▸ **Brief**
Identify all lines of the data containing the string "DRIVE" and copy them.

### Listed records ###

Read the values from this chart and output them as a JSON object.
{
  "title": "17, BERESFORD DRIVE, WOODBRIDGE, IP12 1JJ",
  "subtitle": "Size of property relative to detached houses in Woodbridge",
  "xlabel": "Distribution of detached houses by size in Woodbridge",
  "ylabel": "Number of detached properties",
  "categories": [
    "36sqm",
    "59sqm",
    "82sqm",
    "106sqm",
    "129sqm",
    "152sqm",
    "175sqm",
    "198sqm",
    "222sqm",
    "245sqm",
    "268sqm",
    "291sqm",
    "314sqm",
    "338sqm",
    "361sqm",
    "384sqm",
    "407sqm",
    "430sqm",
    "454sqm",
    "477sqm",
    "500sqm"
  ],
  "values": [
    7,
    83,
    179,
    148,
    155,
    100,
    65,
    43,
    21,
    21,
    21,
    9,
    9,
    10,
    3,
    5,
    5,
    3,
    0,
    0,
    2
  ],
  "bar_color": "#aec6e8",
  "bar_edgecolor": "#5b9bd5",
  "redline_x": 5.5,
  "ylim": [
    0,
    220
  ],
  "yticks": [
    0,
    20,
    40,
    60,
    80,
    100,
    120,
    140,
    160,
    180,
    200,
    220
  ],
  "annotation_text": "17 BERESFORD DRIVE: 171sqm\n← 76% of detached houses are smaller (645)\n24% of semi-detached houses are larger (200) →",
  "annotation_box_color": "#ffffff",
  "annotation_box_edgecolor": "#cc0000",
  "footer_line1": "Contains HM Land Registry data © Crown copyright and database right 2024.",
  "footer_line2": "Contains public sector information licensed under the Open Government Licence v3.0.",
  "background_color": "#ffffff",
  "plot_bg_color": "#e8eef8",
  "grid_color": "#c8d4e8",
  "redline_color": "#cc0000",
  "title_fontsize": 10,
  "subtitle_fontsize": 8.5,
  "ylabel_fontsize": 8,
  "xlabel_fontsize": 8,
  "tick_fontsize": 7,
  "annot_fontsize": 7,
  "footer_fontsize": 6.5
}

###

▸ **Response**
  "title": "17, BERESFORD DRIVE, WOODBRIDGE, IP12 1JJ",
  "annotation_text": "17 BERESFORD DRIVE: 171sqm\n← 76% of detached houses are smaller (645)\n24% of semi-detached houses are larger (200) →",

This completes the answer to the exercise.